→ Items from a figure collection:
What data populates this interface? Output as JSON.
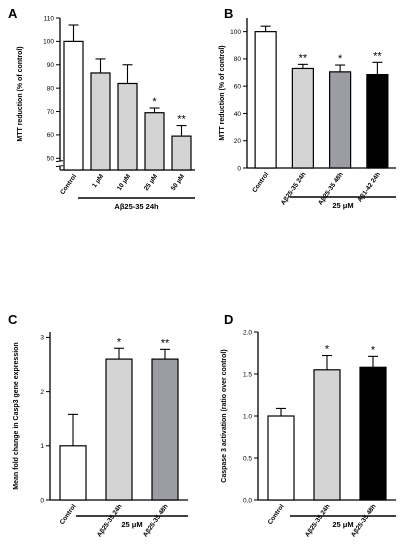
{
  "chart_data": [
    {
      "panel": "A",
      "type": "bar",
      "ylabel": "MTT reduction (% of control)",
      "ylim": [
        45,
        110
      ],
      "yticks": [
        "50",
        "60",
        "70",
        "80",
        "90",
        "100",
        "110"
      ],
      "axis_break": true,
      "categories": [
        "Control",
        "1 µM",
        "10 µM",
        "25 µM",
        "50 µM"
      ],
      "values": [
        100,
        86.5,
        82,
        69.5,
        59.5
      ],
      "errors": [
        7,
        6,
        8,
        2,
        4.5
      ],
      "colors": [
        "#ffffff",
        "#d4d4d4",
        "#d4d4d4",
        "#d4d4d4",
        "#d4d4d4"
      ],
      "significance": [
        "",
        "",
        "",
        "*",
        "**"
      ],
      "group_label": "Aβ25-35 24h"
    },
    {
      "panel": "B",
      "type": "bar",
      "ylabel": "MTT reduction (% of control)",
      "ylim": [
        0,
        110
      ],
      "yticks": [
        "0",
        "20",
        "40",
        "60",
        "80",
        "100"
      ],
      "categories": [
        "Control",
        "Aβ25-35 24h",
        "Aβ25-35 48h",
        "Aβ1-42 24h"
      ],
      "values": [
        100,
        73,
        70.5,
        68.5
      ],
      "errors": [
        4,
        3,
        5,
        9
      ],
      "colors": [
        "#ffffff",
        "#d4d4d4",
        "#9c9ca4",
        "#000000"
      ],
      "significance": [
        "",
        "**",
        "*",
        "**"
      ],
      "group_label": "25 μM"
    },
    {
      "panel": "C",
      "type": "bar",
      "ylabel": "Mean fold change in Casp3 gene expression",
      "ylim": [
        0,
        3.1
      ],
      "yticks": [
        "0",
        "1",
        "2",
        "3"
      ],
      "categories": [
        "Control",
        "Aβ25-35 24h",
        "Aβ25-35 48h"
      ],
      "values": [
        1.0,
        2.6,
        2.6
      ],
      "errors": [
        0.58,
        0.2,
        0.18
      ],
      "colors": [
        "#ffffff",
        "#d4d4d4",
        "#9c9ca4"
      ],
      "significance": [
        "",
        "*",
        "**"
      ],
      "group_label": "25 μM"
    },
    {
      "panel": "D",
      "type": "bar",
      "ylabel": "Caspase 3 activation (ratio over control)",
      "ylim": [
        0,
        2.0
      ],
      "yticks": [
        "0.0",
        "0.5",
        "1.0",
        "1.5",
        "2.0"
      ],
      "categories": [
        "Control",
        "Aβ25-35 24h",
        "Aβ25-35 48h"
      ],
      "values": [
        1.0,
        1.55,
        1.58
      ],
      "errors": [
        0.09,
        0.17,
        0.13
      ],
      "colors": [
        "#ffffff",
        "#d4d4d4",
        "#000000"
      ],
      "significance": [
        "",
        "*",
        "*"
      ],
      "group_label": "25 μM"
    }
  ]
}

→ Exercise instructions: Retype every record above word for word, leaving out any pictures.

→ Output of the exercise:
What data populates this interface? Output as JSON.
{
  "chart_data": [
    {
      "panel": "A",
      "type": "bar",
      "ylabel": "MTT reduction (% of control)",
      "ylim": [
        45,
        110
      ],
      "yticks": [
        "50",
        "60",
        "70",
        "80",
        "90",
        "100",
        "110"
      ],
      "axis_break": true,
      "categories": [
        "Control",
        "1 µM",
        "10 µM",
        "25 µM",
        "50 µM"
      ],
      "values": [
        100,
        86.5,
        82,
        69.5,
        59.5
      ],
      "errors": [
        7,
        6,
        8,
        2,
        4.5
      ],
      "colors": [
        "#ffffff",
        "#d4d4d4",
        "#d4d4d4",
        "#d4d4d4",
        "#d4d4d4"
      ],
      "significance": [
        "",
        "",
        "",
        "*",
        "**"
      ],
      "group_label": "Aβ25-35 24h"
    },
    {
      "panel": "B",
      "type": "bar",
      "ylabel": "MTT reduction (% of control)",
      "ylim": [
        0,
        110
      ],
      "yticks": [
        "0",
        "20",
        "40",
        "60",
        "80",
        "100"
      ],
      "categories": [
        "Control",
        "Aβ25-35 24h",
        "Aβ25-35 48h",
        "Aβ1-42 24h"
      ],
      "values": [
        100,
        73,
        70.5,
        68.5
      ],
      "errors": [
        4,
        3,
        5,
        9
      ],
      "colors": [
        "#ffffff",
        "#d4d4d4",
        "#9c9ca4",
        "#000000"
      ],
      "significance": [
        "",
        "**",
        "*",
        "**"
      ],
      "group_label": "25 μM"
    },
    {
      "panel": "C",
      "type": "bar",
      "ylabel": "Mean fold change in Casp3 gene expression",
      "ylim": [
        0,
        3.1
      ],
      "yticks": [
        "0",
        "1",
        "2",
        "3"
      ],
      "categories": [
        "Control",
        "Aβ25-35 24h",
        "Aβ25-35 48h"
      ],
      "values": [
        1.0,
        2.6,
        2.6
      ],
      "errors": [
        0.58,
        0.2,
        0.18
      ],
      "colors": [
        "#ffffff",
        "#d4d4d4",
        "#9c9ca4"
      ],
      "significance": [
        "",
        "*",
        "**"
      ],
      "group_label": "25 μM"
    },
    {
      "panel": "D",
      "type": "bar",
      "ylabel": "Caspase 3 activation (ratio over control)",
      "ylim": [
        0,
        2.0
      ],
      "yticks": [
        "0.0",
        "0.5",
        "1.0",
        "1.5",
        "2.0"
      ],
      "categories": [
        "Control",
        "Aβ25-35 24h",
        "Aβ25-35 48h"
      ],
      "values": [
        1.0,
        1.55,
        1.58
      ],
      "errors": [
        0.09,
        0.17,
        0.13
      ],
      "colors": [
        "#ffffff",
        "#d4d4d4",
        "#000000"
      ],
      "significance": [
        "",
        "*",
        "*"
      ],
      "group_label": "25 μM"
    }
  ]
}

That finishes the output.